**What is required:** Where a line contains the string "TEMP", copy that line.

--- Begin ---

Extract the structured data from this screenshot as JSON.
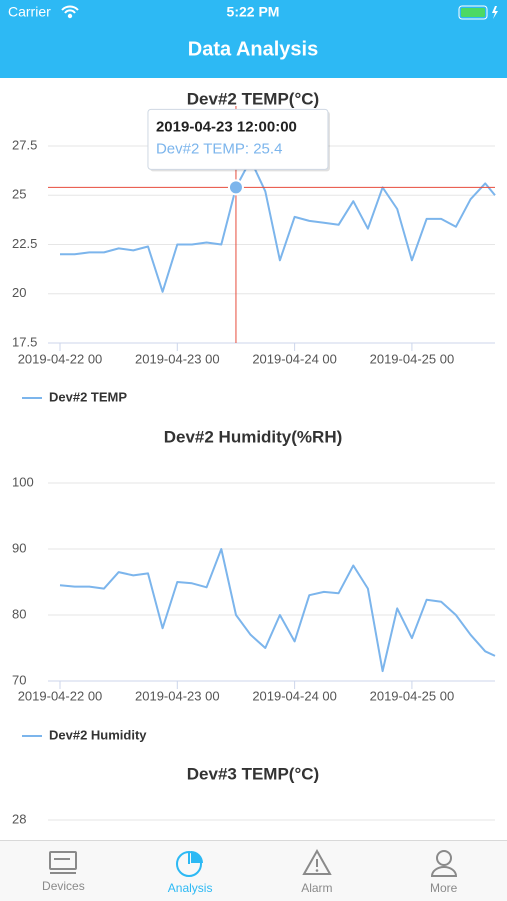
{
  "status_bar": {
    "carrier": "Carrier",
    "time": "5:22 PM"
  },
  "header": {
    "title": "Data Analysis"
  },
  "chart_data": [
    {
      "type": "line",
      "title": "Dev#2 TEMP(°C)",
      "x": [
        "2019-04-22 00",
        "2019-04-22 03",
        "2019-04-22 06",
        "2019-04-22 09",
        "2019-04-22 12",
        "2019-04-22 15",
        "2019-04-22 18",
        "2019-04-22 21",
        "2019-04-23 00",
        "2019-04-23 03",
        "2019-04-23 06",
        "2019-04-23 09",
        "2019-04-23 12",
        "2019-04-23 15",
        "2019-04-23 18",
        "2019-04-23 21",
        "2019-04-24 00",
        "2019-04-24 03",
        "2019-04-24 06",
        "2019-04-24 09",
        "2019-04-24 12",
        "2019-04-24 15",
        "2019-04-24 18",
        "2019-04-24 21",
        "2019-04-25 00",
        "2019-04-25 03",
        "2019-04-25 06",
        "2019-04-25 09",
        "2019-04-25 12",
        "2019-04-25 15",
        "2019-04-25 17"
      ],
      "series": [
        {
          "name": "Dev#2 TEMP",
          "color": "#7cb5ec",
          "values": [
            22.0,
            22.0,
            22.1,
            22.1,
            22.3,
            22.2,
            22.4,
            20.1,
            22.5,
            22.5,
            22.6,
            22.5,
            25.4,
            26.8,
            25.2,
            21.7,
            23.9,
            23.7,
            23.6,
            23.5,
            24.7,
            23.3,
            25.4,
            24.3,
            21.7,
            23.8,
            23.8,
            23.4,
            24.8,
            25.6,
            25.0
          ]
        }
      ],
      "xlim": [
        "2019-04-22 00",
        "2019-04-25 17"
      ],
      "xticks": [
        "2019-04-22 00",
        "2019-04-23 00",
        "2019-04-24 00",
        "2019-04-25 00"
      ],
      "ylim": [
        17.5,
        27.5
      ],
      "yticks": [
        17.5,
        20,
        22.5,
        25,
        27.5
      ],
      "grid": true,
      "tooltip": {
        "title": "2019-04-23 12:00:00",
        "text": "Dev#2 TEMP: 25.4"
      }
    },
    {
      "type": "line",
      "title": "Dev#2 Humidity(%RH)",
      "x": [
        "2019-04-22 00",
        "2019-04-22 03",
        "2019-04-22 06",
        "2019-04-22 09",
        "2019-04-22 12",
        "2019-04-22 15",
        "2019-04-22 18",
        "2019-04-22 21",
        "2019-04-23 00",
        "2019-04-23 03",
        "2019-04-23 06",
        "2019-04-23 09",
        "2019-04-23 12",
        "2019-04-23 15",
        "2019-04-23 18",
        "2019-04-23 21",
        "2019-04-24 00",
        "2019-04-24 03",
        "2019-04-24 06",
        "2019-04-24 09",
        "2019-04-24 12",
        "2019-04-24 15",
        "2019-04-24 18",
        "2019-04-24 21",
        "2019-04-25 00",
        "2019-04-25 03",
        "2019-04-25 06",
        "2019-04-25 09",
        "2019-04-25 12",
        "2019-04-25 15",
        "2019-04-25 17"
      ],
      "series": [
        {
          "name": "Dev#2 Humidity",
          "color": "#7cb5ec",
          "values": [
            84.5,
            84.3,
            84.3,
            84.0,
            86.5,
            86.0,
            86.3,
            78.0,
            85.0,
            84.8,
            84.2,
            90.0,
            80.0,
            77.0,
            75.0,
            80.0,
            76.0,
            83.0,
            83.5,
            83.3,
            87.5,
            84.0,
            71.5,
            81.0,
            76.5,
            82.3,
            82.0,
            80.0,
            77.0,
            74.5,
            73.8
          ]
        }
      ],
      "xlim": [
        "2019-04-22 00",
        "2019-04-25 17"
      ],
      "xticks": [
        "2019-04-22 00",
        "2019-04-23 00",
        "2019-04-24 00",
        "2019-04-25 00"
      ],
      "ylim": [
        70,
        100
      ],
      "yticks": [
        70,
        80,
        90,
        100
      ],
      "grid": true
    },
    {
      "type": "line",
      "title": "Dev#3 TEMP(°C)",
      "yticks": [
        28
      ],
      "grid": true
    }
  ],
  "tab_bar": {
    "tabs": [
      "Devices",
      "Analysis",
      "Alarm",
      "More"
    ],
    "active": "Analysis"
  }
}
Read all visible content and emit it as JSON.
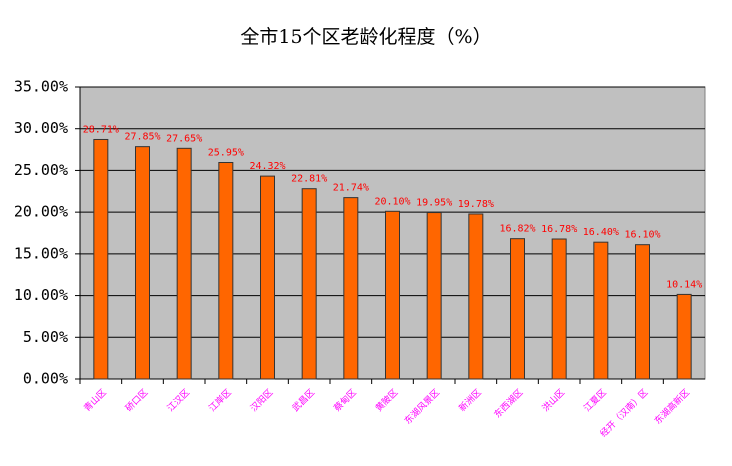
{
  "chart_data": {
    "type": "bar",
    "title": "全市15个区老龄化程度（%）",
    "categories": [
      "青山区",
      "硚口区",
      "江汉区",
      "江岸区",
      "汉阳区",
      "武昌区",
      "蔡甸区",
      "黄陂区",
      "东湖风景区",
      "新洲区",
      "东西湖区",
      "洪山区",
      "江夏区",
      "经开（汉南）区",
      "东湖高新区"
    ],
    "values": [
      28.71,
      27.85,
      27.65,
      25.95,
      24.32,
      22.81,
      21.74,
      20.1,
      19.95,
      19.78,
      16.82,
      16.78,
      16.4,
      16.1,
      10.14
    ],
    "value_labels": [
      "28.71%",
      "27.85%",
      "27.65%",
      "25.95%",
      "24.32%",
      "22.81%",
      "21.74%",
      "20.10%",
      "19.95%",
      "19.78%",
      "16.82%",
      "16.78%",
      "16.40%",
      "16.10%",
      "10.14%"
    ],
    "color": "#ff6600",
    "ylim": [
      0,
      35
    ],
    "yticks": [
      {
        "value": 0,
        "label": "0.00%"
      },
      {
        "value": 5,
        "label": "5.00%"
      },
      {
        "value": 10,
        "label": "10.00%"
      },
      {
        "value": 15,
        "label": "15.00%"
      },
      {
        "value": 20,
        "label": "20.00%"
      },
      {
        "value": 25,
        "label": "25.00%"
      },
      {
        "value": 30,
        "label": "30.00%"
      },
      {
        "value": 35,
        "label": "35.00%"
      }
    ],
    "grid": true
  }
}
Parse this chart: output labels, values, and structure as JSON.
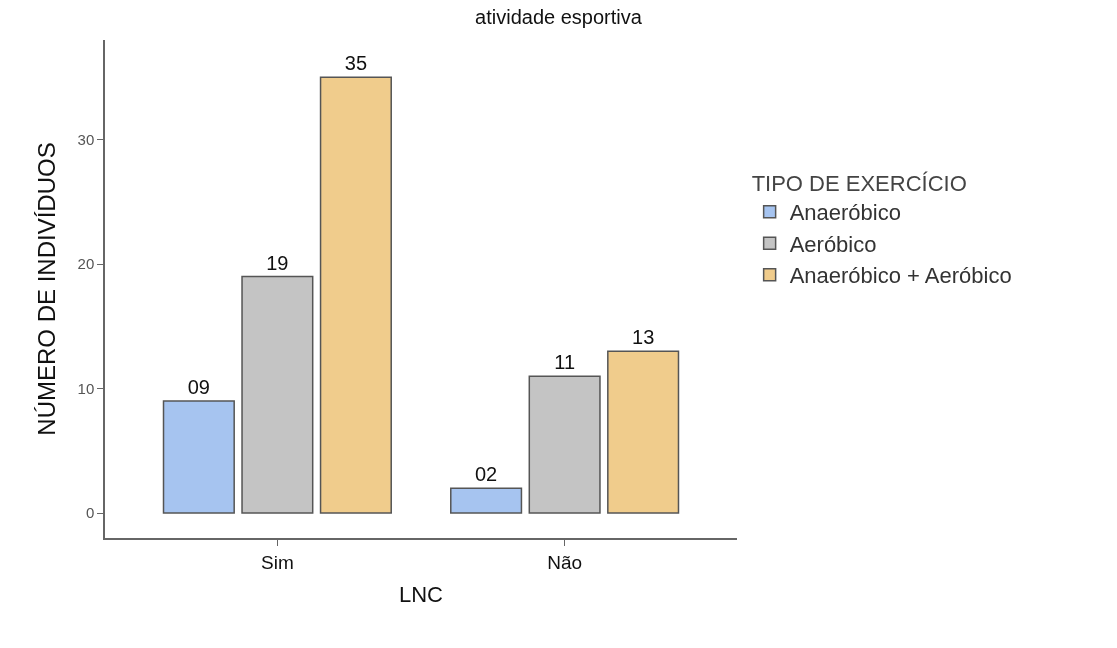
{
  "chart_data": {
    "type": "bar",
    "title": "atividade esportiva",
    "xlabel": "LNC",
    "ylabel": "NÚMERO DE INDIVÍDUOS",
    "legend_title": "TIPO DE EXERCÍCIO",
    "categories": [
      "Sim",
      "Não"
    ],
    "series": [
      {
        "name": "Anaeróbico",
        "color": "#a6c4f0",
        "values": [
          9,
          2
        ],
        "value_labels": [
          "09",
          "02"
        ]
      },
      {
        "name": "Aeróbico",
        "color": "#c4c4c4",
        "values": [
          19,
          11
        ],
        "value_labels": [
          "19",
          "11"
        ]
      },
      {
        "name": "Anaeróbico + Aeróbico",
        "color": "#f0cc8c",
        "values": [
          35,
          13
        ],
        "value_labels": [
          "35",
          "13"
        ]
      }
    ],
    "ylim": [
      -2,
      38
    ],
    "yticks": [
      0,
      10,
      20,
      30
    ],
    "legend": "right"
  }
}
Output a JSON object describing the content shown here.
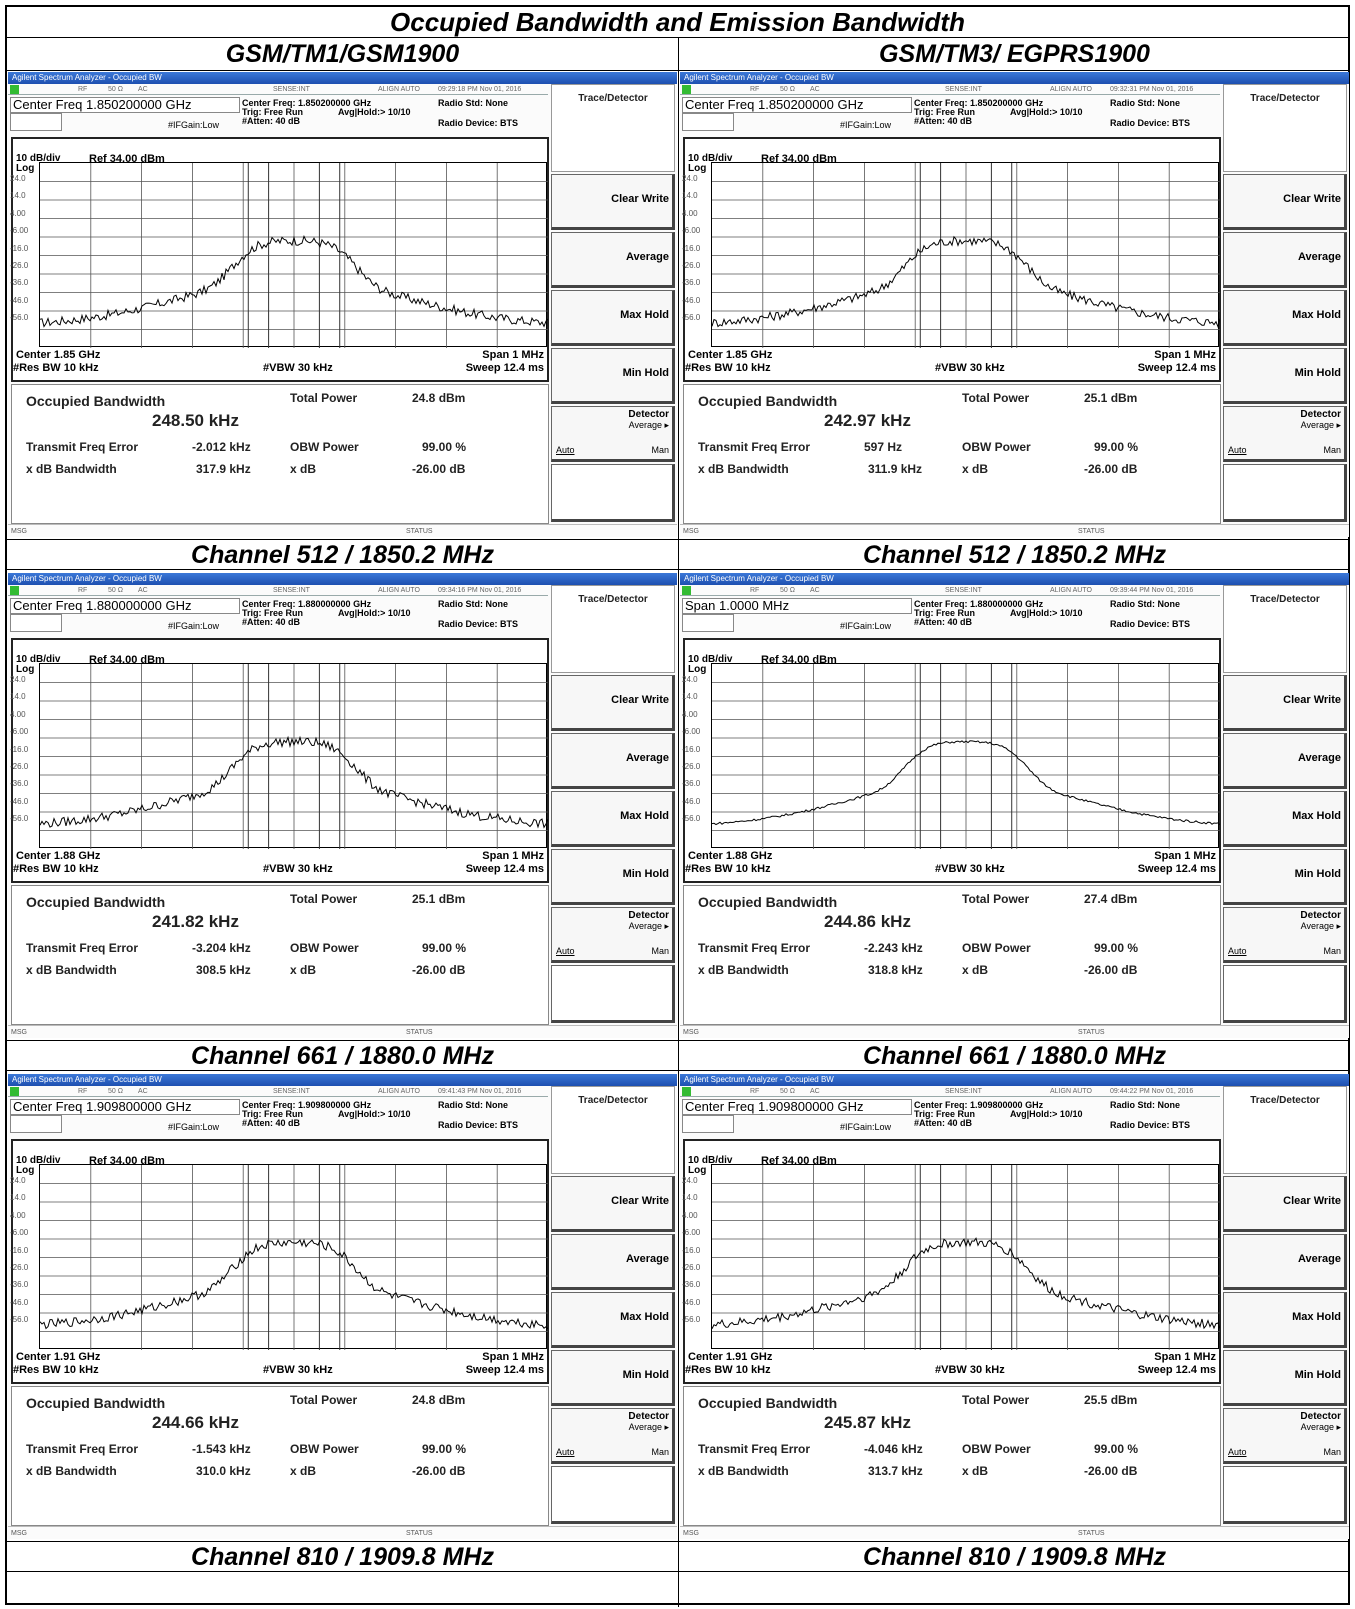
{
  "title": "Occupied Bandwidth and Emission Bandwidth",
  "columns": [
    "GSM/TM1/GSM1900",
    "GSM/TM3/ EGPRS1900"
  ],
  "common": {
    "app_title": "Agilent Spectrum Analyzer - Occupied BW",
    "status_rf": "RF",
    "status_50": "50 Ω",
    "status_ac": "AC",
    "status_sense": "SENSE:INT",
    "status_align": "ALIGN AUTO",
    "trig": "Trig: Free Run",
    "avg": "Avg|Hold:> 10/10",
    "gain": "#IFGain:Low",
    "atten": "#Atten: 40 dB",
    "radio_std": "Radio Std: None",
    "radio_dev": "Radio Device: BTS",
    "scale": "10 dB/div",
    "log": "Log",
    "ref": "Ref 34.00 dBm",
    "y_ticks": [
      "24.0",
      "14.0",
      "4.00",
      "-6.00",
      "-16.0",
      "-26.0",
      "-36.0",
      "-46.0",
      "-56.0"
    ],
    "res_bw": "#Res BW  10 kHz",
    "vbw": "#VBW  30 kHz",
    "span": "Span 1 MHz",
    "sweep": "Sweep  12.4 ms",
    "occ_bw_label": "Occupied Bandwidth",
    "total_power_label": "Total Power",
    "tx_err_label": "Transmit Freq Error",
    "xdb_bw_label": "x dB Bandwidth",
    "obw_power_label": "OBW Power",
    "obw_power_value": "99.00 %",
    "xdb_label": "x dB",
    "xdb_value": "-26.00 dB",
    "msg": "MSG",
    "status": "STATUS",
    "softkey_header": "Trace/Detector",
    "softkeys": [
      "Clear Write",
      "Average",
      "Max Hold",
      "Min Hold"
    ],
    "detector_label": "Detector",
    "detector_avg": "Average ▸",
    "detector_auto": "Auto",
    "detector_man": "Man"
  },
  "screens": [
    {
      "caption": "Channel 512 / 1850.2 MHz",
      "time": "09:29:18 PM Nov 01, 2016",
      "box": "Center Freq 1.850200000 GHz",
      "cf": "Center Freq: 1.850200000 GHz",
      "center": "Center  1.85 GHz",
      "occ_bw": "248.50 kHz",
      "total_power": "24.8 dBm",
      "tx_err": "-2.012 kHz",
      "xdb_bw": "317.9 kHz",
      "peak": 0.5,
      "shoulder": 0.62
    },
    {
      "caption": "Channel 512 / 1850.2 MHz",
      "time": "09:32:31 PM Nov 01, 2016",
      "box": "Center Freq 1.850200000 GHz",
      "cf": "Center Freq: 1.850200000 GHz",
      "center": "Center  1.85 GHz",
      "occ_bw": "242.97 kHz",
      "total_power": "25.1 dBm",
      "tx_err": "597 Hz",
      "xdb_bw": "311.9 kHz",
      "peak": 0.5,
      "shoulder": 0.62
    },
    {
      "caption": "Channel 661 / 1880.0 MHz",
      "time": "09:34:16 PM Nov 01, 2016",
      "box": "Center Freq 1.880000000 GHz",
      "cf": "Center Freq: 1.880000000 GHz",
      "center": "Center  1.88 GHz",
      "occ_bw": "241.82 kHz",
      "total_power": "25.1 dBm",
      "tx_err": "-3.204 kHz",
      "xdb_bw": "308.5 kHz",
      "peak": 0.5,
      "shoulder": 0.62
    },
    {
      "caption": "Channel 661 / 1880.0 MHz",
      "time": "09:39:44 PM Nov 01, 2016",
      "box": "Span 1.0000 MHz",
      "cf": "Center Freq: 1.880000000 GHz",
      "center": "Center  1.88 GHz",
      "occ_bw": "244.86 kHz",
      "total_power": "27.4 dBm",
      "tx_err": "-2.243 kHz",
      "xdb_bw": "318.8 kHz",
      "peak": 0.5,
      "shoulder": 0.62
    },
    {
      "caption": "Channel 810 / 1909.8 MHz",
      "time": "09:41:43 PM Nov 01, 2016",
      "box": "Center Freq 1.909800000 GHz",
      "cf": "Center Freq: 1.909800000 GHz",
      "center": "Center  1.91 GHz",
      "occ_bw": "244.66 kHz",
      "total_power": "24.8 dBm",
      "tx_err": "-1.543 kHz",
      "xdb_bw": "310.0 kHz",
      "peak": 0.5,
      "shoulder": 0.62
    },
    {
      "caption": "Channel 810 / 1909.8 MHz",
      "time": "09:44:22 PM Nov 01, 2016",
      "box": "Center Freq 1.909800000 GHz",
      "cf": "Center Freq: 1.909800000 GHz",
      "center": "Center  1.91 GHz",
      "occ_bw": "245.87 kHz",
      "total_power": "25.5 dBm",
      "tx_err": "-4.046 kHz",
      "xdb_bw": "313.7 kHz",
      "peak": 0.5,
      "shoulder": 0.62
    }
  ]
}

--- End ---

**Complete response:**
      "title": "Dev#2 TEMP(°C)",
          "name": "Dev#2 TEMP",
        "text": "Dev#2 TEMP: 25.4"
      "title": "Dev#3 TEMP(°C)",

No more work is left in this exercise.